Excerpt provided:
┌──

# The Week before The Meet



## DieYoungStrong (Mar 23, 2015)

I posted this at another spot, and I'm putting it up here to. Be nice to have a discussion about what everyone does during meet week.

So, I'm sitting here a week out from my next meet, and I got that feeling again. The only way I can describe how I feel is like when you're a kid on Christmas Eve during the day waiting for the good stuff to start that night. It's like the whole work week is like a Friday school day in High School when you had a football game that night. Time seems to stand still. Minutes seem like hours.

The heavy lifting has been done. Openers are set. You've made all kinds of sacrifices - family, friends, etc, to concentrate on your peak. Training, eating, and recovery/mob/feeder sessions could be a full time job, and 99% of us already have a real full time job; some of us have families. Also, if you're bird boned like me, you've racked up some nagging injuries along the way. I'm typing this from my office with a e-stim tens unit hooked up to my right hip and left tricep. If someone walks in here, there is just no way that they won't believe that I'm not flogging the dolphin.

On the agenda for the week is lots of mob work daily, a deep tissue massage on Tuesday, some real light groove work on Wed, a trip to the Chiro at some point, and an easy 8lb weight cut later in the week. I spend most of my time at work trying, and failing, to keep busy to pass time, but instead I'm staring off into space visualizing my lifts. I see myself doing everything from chalking my hands and torking up, to getting commands and focusing on my cues for each lift. I can't tell you how many times a day this week I will stick my hands out and flare my lats thinking about benching, or how many valsalva's I do.

└──

Exercise set:
**A)** In the meet-week post:
(i) On what day is the deep tissue massage scheduled?
(ii) To which body parts is the e-stim tens unit hooked up?
(iii) How many pounds is the planned weight cut?
**B)** What items does the meet-week post list on the agenda for the week?
**C)** Return the stretch of the meet-week post from "# The Week before" through "seem like hours.".

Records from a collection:
┌──

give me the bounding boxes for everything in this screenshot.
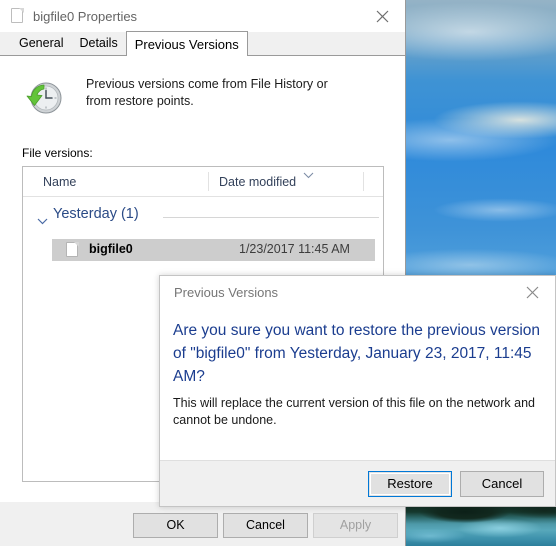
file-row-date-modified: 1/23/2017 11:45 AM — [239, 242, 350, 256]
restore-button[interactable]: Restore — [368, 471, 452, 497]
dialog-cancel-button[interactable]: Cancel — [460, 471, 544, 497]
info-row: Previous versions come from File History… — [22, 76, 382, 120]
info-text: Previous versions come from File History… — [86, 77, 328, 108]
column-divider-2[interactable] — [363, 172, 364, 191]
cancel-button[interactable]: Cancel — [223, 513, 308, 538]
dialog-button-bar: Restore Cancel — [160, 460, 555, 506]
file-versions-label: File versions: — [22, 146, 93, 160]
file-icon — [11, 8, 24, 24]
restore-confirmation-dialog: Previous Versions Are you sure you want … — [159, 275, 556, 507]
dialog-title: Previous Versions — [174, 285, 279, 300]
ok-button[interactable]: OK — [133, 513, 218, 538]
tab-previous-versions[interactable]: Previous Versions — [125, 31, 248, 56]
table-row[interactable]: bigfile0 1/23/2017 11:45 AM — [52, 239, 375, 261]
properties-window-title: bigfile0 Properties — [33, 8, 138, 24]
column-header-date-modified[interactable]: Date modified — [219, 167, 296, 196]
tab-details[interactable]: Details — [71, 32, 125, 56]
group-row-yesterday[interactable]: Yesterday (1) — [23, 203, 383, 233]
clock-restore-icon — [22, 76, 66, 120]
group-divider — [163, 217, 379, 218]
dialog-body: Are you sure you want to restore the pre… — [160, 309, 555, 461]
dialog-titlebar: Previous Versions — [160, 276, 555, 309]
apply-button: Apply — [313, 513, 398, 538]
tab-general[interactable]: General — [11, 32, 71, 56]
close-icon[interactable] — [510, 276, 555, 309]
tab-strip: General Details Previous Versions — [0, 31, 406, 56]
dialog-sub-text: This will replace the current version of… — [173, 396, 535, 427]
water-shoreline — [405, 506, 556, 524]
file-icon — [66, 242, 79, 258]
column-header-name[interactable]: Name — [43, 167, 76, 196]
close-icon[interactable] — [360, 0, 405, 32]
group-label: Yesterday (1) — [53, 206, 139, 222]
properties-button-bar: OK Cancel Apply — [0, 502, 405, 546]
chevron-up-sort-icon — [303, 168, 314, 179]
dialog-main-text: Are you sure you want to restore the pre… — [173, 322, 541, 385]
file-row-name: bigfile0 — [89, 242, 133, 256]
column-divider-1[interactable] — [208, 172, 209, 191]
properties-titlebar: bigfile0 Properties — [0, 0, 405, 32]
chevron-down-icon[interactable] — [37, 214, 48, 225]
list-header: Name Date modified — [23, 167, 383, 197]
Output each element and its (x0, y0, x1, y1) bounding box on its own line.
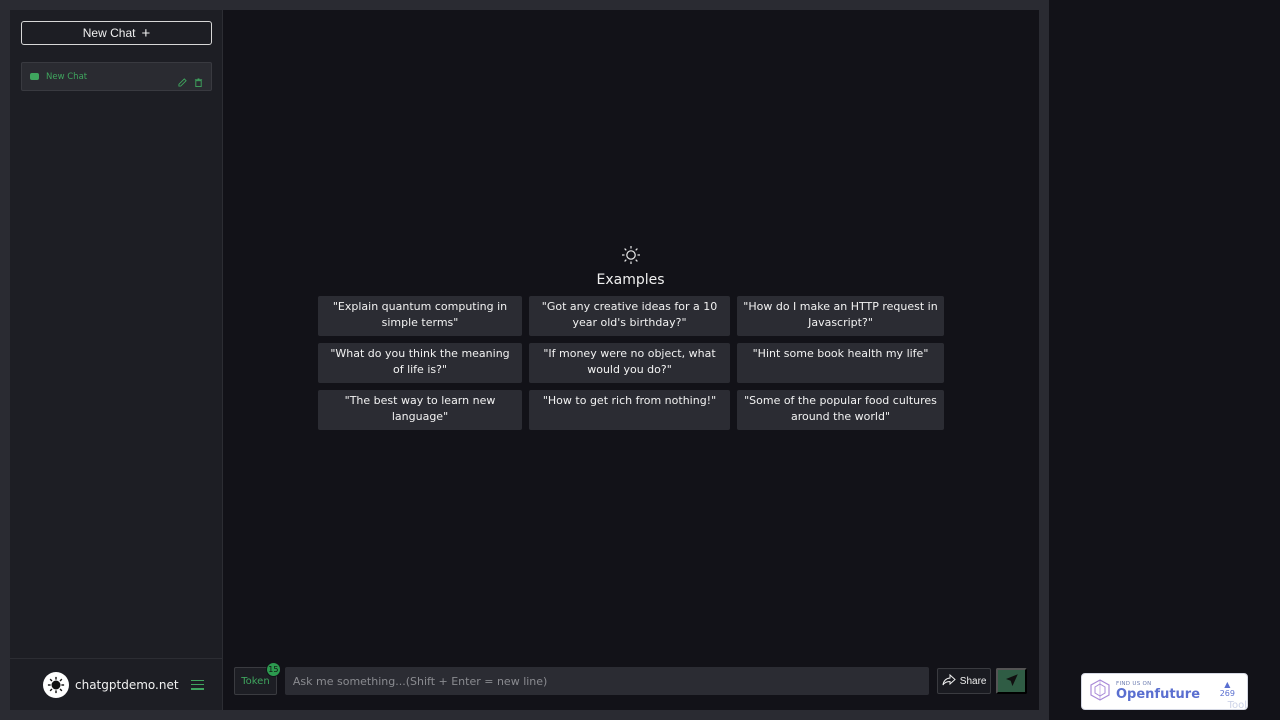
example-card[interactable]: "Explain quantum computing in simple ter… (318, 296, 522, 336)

└──

Solutions by task:
**A)**
(i) Tuesday
(ii) The right hip and the left tricep
(iii) 8 pounds

**B)**
- Lots of mob work daily
- A deep tissue massage on Tuesday
- Some real light groove work on Wednesday
- A trip to the chiropractor at some point
- An easy 8lb weight cut later in the week

**C)**
# The Week before The Meet



## DieYoungStrong (Mar 23, 2015)

I posted this at another spot, and I'm putting it up here to. Be nice to have a discussion about what everyone does during meet week.

So, I'm sitting here a week out from my next meet, and I got that feeling again. The only way I can describe how I feel is like when you're a kid on Christmas Eve during the day waiting for the good stuff to start that night. It's like the whole work week is like a Friday school day in High School when you had a football game that night. Time seems to stand still. Minutes seem like hours.